### REQUIREMENTS
Below are the records. Gather each line that holds "data".

### INFORMATION PROVIDED

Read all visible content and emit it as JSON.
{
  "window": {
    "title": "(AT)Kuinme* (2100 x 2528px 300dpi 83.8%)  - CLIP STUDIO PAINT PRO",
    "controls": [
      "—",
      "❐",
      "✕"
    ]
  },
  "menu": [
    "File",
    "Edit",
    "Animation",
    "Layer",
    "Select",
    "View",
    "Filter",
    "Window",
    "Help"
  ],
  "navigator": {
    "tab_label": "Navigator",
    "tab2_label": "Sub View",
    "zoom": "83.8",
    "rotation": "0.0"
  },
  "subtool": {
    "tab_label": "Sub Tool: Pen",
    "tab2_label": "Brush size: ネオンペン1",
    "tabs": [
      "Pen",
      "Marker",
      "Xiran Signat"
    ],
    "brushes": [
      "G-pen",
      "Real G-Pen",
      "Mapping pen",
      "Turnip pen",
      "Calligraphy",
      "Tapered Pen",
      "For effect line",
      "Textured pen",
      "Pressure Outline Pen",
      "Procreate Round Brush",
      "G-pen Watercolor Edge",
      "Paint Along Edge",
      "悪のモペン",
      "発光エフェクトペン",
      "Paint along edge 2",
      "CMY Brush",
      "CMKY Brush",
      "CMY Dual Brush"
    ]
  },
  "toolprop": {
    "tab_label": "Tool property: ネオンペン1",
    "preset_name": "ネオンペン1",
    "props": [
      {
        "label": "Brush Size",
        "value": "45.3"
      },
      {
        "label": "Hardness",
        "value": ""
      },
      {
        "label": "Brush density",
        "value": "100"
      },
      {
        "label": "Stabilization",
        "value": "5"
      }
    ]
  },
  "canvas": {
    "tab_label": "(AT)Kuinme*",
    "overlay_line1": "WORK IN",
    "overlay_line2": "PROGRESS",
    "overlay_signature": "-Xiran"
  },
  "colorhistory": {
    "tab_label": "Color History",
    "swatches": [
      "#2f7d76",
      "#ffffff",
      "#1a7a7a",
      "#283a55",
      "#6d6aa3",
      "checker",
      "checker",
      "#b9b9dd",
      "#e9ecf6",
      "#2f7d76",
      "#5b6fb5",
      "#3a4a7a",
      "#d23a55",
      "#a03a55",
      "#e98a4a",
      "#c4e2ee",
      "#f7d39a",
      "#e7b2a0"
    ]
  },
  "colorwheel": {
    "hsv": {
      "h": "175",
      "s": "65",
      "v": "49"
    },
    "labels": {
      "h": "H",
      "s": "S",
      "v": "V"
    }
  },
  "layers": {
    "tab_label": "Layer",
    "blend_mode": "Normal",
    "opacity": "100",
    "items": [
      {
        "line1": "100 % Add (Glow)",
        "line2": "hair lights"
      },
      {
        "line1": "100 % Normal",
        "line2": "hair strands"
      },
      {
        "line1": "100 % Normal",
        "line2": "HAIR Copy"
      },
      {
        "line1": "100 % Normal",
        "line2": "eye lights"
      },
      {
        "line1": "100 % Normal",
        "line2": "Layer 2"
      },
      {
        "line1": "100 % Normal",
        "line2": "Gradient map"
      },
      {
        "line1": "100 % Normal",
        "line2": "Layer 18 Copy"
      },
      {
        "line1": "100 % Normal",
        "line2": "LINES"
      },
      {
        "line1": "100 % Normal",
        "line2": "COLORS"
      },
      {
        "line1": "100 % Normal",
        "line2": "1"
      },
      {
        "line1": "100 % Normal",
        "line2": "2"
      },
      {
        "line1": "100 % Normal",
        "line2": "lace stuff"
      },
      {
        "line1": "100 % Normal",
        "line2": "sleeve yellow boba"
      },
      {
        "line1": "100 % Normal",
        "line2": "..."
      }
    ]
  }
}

...

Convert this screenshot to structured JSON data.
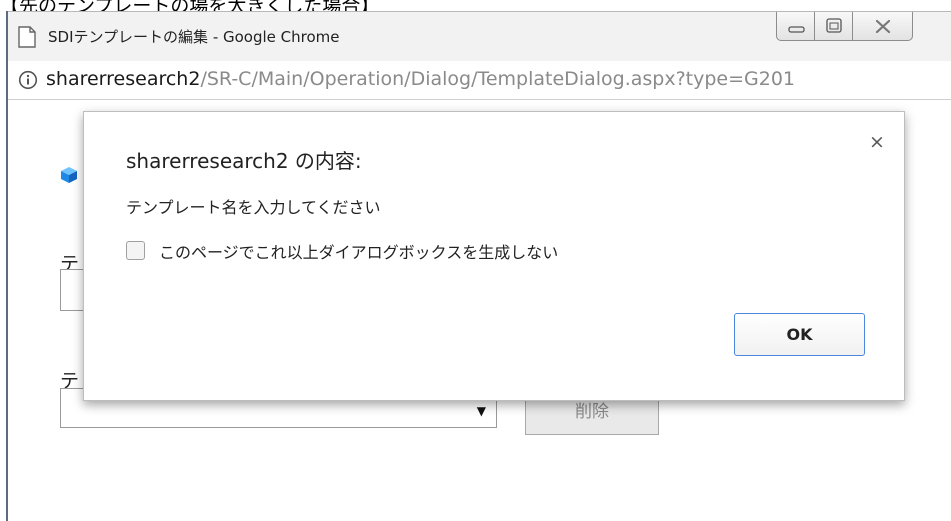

...

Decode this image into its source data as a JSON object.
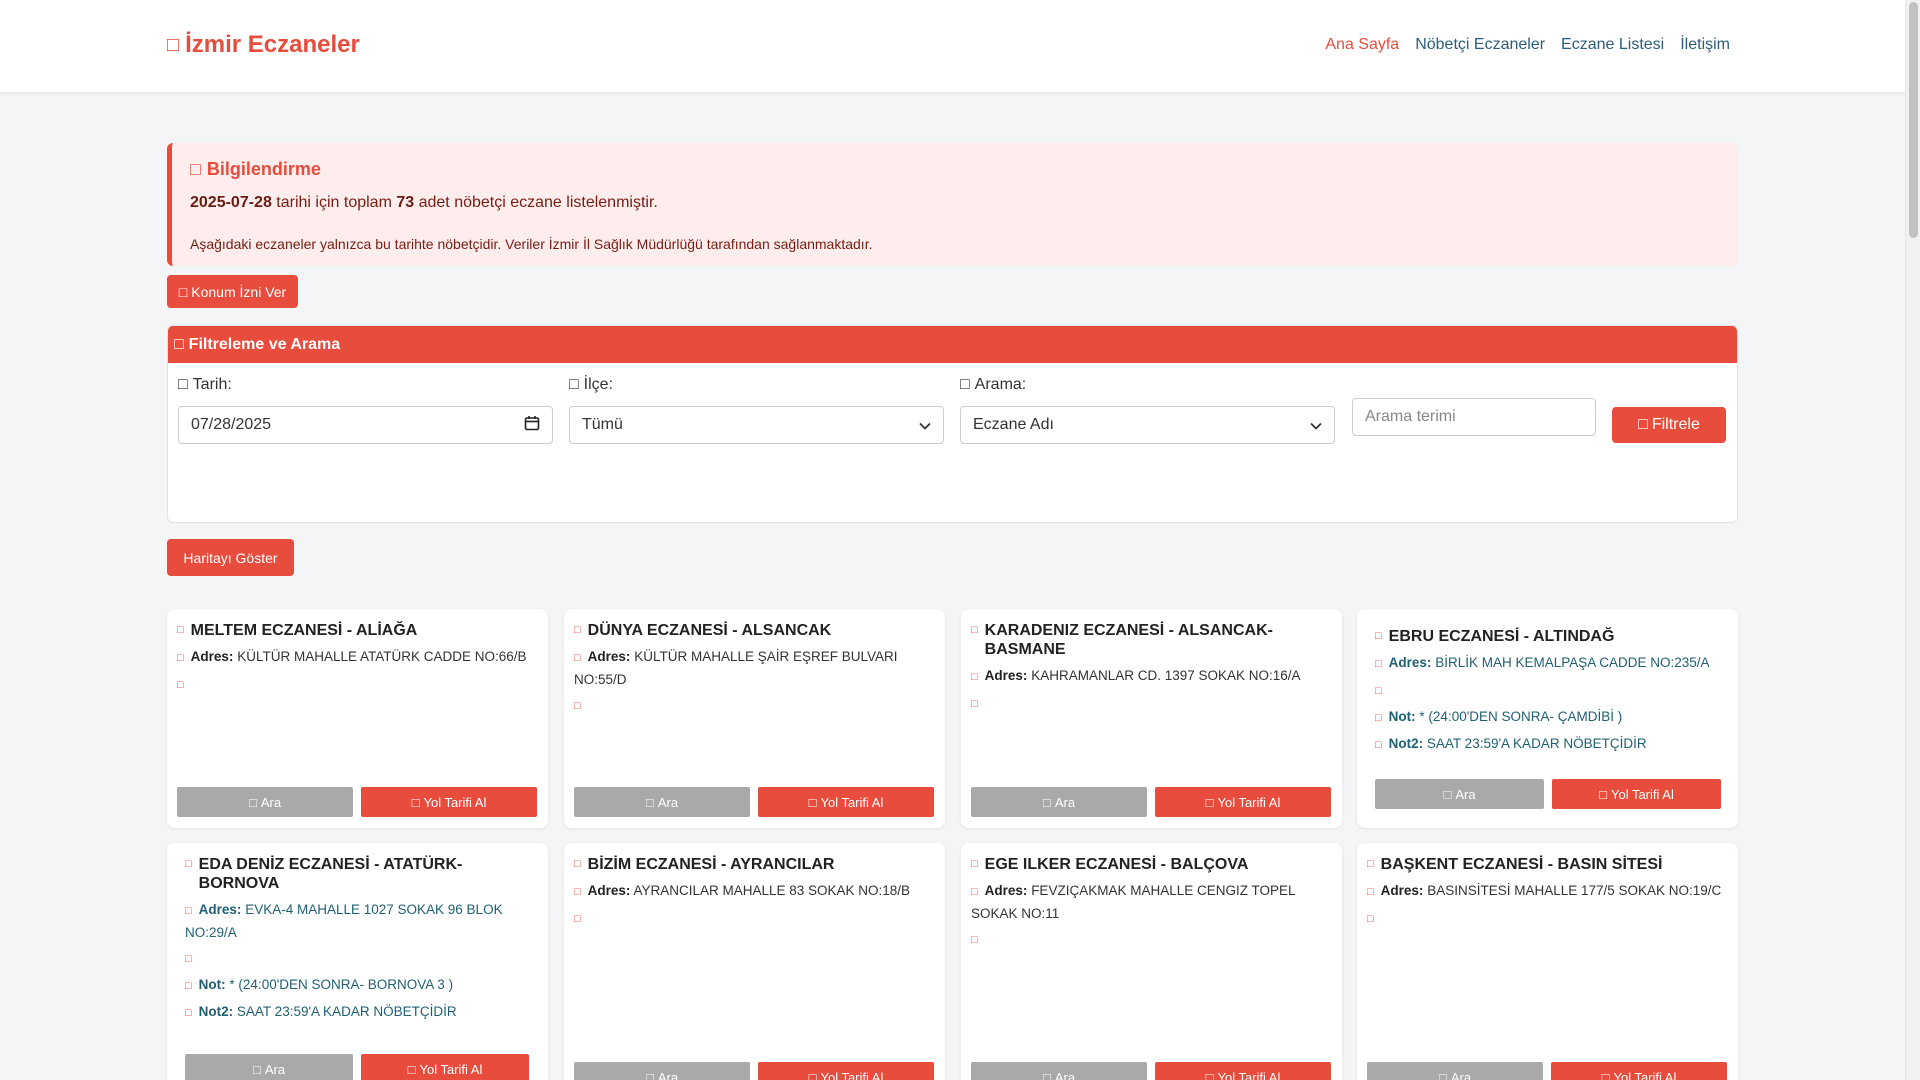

### ANSWER TO THE PROBLEM
Convert this screenshot to structured JSON data.
Decode this image into its source data as a JSON object.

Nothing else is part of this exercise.